## Set task
Recast every line of the material below as a JSON list of strings, one string per line, leaving out blank lines.

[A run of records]
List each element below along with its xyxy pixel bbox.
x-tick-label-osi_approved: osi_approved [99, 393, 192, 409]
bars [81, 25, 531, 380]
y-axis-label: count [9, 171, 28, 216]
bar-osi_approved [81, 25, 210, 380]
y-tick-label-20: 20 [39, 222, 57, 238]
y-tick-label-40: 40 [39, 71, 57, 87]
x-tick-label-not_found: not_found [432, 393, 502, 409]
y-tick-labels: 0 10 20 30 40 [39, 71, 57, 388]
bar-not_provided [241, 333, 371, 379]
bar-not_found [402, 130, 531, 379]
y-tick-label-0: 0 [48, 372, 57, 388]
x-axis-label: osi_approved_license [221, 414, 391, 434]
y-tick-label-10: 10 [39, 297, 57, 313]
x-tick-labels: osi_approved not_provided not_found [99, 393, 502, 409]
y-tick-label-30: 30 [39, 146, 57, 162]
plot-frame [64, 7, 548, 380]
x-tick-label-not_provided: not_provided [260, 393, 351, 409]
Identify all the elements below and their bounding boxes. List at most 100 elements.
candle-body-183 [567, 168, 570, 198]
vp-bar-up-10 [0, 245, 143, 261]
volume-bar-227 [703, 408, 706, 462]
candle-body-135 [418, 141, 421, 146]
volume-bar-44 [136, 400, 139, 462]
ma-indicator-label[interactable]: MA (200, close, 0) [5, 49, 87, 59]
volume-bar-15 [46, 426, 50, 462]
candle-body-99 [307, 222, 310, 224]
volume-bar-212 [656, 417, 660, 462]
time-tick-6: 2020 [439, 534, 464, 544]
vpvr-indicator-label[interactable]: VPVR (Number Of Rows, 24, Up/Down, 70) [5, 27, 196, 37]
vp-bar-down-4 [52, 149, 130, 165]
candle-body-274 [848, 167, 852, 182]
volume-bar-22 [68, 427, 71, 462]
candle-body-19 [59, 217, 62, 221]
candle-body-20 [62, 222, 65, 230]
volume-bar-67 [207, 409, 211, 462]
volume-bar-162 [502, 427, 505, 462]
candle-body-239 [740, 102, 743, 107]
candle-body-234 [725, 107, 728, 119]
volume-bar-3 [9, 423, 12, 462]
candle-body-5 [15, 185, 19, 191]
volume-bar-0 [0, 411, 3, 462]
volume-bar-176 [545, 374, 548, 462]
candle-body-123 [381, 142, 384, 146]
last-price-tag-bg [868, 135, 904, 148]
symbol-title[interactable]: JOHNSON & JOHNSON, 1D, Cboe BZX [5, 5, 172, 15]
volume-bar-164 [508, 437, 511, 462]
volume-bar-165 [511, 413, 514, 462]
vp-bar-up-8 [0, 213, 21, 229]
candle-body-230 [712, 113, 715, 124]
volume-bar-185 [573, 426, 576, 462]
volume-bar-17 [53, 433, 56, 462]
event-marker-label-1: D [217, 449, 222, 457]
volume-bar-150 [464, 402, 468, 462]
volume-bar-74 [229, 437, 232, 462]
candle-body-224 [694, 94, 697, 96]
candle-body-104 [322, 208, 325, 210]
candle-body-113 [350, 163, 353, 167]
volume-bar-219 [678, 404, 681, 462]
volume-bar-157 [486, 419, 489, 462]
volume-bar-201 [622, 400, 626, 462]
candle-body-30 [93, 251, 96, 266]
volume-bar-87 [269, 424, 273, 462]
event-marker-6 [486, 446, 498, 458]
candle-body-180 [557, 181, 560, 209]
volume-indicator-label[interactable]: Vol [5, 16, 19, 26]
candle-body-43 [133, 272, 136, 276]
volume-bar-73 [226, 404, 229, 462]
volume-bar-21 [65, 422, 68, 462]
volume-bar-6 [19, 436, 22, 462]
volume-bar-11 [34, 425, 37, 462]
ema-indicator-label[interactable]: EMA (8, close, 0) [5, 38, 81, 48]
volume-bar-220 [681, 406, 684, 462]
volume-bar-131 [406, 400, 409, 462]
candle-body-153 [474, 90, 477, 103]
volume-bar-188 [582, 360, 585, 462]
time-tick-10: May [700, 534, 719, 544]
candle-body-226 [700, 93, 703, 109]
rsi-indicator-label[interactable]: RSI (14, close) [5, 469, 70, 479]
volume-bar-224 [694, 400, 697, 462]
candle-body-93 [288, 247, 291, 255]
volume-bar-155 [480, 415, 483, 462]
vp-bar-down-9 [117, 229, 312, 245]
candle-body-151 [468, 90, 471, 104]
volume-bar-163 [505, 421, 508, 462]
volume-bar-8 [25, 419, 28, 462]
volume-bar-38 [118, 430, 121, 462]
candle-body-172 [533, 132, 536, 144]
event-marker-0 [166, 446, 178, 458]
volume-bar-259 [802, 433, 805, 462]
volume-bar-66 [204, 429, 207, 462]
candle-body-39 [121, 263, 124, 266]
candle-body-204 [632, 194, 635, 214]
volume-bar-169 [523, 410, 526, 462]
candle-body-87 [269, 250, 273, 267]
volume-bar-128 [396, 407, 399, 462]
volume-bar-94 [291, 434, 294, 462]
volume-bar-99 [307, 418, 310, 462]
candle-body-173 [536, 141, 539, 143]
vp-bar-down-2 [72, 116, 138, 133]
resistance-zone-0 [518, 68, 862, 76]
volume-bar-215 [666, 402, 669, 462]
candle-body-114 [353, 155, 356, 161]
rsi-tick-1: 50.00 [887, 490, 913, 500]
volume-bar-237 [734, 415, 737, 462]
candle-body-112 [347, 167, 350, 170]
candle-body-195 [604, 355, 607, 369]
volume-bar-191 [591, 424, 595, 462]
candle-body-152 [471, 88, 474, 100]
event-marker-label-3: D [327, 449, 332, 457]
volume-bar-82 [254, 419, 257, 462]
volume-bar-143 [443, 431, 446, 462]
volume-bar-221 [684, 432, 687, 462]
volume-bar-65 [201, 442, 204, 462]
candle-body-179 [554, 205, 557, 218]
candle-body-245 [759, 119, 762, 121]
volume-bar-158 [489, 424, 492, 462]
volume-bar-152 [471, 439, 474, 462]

## The completed task
[
  "List each element below along with its xyxy pixel bbox.",
  "x-tick-label-osi_approved: osi_approved [99, 393, 192, 409]",
  "bars [81, 25, 531, 380]",
  "y-axis-label: count [9, 171, 28, 216]",
  "bar-osi_approved [81, 25, 210, 380]",
  "y-tick-label-20: 20 [39, 222, 57, 238]",
  "y-tick-label-40: 40 [39, 71, 57, 87]",
  "x-tick-label-not_found: not_found [432, 393, 502, 409]",
  "y-tick-labels: 0 10 20 30 40 [39, 71, 57, 388]",
  "bar-not_provided [241, 333, 371, 379]",
  "bar-not_found [402, 130, 531, 379]",
  "y-tick-label-0: 0 [48, 372, 57, 388]",
  "x-axis-label: osi_approved_license [221, 414, 391, 434]",
  "y-tick-label-10: 10 [39, 297, 57, 313]",
  "x-tick-labels: osi_approved not_provided not_found [99, 393, 502, 409]",
  "y-tick-label-30: 30 [39, 146, 57, 162]",
  "plot-frame [64, 7, 548, 380]",
  "x-tick-label-not_provided: not_provided [260, 393, 351, 409]",
  "Identify all the elements below and their bounding boxes. List at most 100 elements.",
  "candle-body-183 [567, 168, 570, 198]",
  "vp-bar-up-10 [0, 245, 143, 261]",
  "volume-bar-227 [703, 408, 706, 462]",
  "candle-body-135 [418, 141, 421, 146]",
  "volume-bar-44 [136, 400, 139, 462]",
  "ma-indicator-label[interactable]: MA (200, close, 0) [5, 49, 87, 59]",
  "volume-bar-15 [46, 426, 50, 462]",
  "candle-body-99 [307, 222, 310, 224]",
  "volume-bar-212 [656, 417, 660, 462]",
  "time-tick-6: 2020 [439, 534, 464, 544]",
  "vpvr-indicator-label[interactable]: VPVR (Number Of Rows, 24, Up/Down, 70) [5, 27, 196, 37]",
  "vp-bar-down-4 [52, 149, 130, 165]",
  "candle-body-274 [848, 167, 852, 182]",
  "volume-bar-22 [68, 427, 71, 462]",
  "candle-body-19 [59, 217, 62, 221]",
  "candle-body-20 [62, 222, 65, 230]",
  "volume-bar-67 [207, 409, 211, 462]",
  "volume-bar-162 [502, 427, 505, 462]",
  "candle-body-239 [740, 102, 743, 107]",
  "candle-body-234 [725, 107, 728, 119]",
  "volume-bar-3 [9, 423, 12, 462]",
  "candle-body-5 [15, 185, 19, 191]",
  "volume-bar-0 [0, 411, 3, 462]",
  "volume-bar-176 [545, 374, 548, 462]",
  "candle-body-123 [381, 142, 384, 146]",
  "last-price-tag-bg [868, 135, 904, 148]",
  "symbol-title[interactable]: JOHNSON & JOHNSON, 1D, Cboe BZX [5, 5, 172, 15]",
  "volume-bar-164 [508, 437, 511, 462]",
  "volume-bar-165 [511, 413, 514, 462]",
  "vp-bar-up-8 [0, 213, 21, 229]",
  "candle-body-230 [712, 113, 715, 124]",
  "volume-bar-185 [573, 426, 576, 462]",
  "volume-bar-17 [53, 433, 56, 462]",
  "event-marker-label-1: D [217, 449, 222, 457]",
  "volume-bar-150 [464, 402, 468, 462]",
  "volume-bar-74 [229, 437, 232, 462]",
  "candle-body-224 [694, 94, 697, 96]",
  "candle-body-104 [322, 208, 325, 210]",
  "candle-body-113 [350, 163, 353, 167]",
  "volume-bar-219 [678, 404, 681, 462]",
  "volume-bar-157 [486, 419, 489, 462]",
  "volume-bar-201 [622, 400, 626, 462]",
  "candle-body-30 [93, 251, 96, 266]",
  "volume-bar-87 [269, 424, 273, 462]",
  "event-marker-6 [486, 446, 498, 458]",
  "candle-body-180 [557, 181, 560, 209]",
  "volume-indicator-label[interactable]: Vol [5, 16, 19, 26]",
  "candle-body-43 [133, 272, 136, 276]",
  "volume-bar-73 [226, 404, 229, 462]",
  "volume-bar-21 [65, 422, 68, 462]",
  "volume-bar-6 [19, 436, 22, 462]",
  "volume-bar-11 [34, 425, 37, 462]",
  "ema-indicator-label[interactable]: EMA (8, close, 0) [5, 38, 81, 48]",
  "volume-bar-220 [681, 406, 684, 462]",
  "volume-bar-131 [406, 400, 409, 462]",
  "candle-body-153 [474, 90, 477, 103]",
  "volume-bar-188 [582, 360, 585, 462]",
  "time-tick-10: May [700, 534, 719, 544]",
  "candle-body-226 [700, 93, 703, 109]",
  "rsi-indicator-label[interactable]: RSI (14, close) [5, 469, 70, 479]",
  "volume-bar-224 [694, 400, 697, 462]",
  "candle-body-93 [288, 247, 291, 255]",
  "volume-bar-155 [480, 415, 483, 462]",
  "vp-bar-down-9 [117, 229, 312, 245]",
  "candle-body-151 [468, 90, 471, 104]",
  "volume-bar-163 [505, 421, 508, 462]",
  "volume-bar-8 [25, 419, 28, 462]",
  "volume-bar-38 [118, 430, 121, 462]",
  "candle-body-172 [533, 132, 536, 144]",
  "event-marker-0 [166, 446, 178, 458]",
  "volume-bar-259 [802, 433, 805, 462]",
  "volume-bar-66 [204, 429, 207, 462]",
  "candle-body-39 [121, 263, 124, 266]",
  "candle-body-204 [632, 194, 635, 214]",
  "volume-bar-169 [523, 410, 526, 462]",
  "candle-body-87 [269, 250, 273, 267]",
  "volume-bar-128 [396, 407, 399, 462]",
  "volume-bar-94 [291, 434, 294, 462]",
  "volume-bar-99 [307, 418, 310, 462]",
  "candle-body-173 [536, 141, 539, 143]",
  "vp-bar-down-2 [72, 116, 138, 133]",
  "resistance-zone-0 [518, 68, 862, 76]",
  "volume-bar-215 [666, 402, 669, 462]",
  "candle-body-114 [353, 155, 356, 161]",
  "rsi-tick-1: 50.00 [887, 490, 913, 500]",
  "volume-bar-237 [734, 415, 737, 462]",
  "candle-body-112 [347, 167, 350, 170]",
  "candle-body-195 [604, 355, 607, 369]",
  "volume-bar-191 [591, 424, 595, 462]",
  "candle-body-152 [471, 88, 474, 100]",
  "event-marker-label-3: D [327, 449, 332, 457]",
  "volume-bar-82 [254, 419, 257, 462]",
  "volume-bar-143 [443, 431, 446, 462]",
  "volume-bar-221 [684, 432, 687, 462]",
  "volume-bar-65 [201, 442, 204, 462]",
  "candle-body-179 [554, 205, 557, 218]",
  "candle-body-245 [759, 119, 762, 121]",
  "volume-bar-158 [489, 424, 492, 462]",
  "volume-bar-152 [471, 439, 474, 462]"
]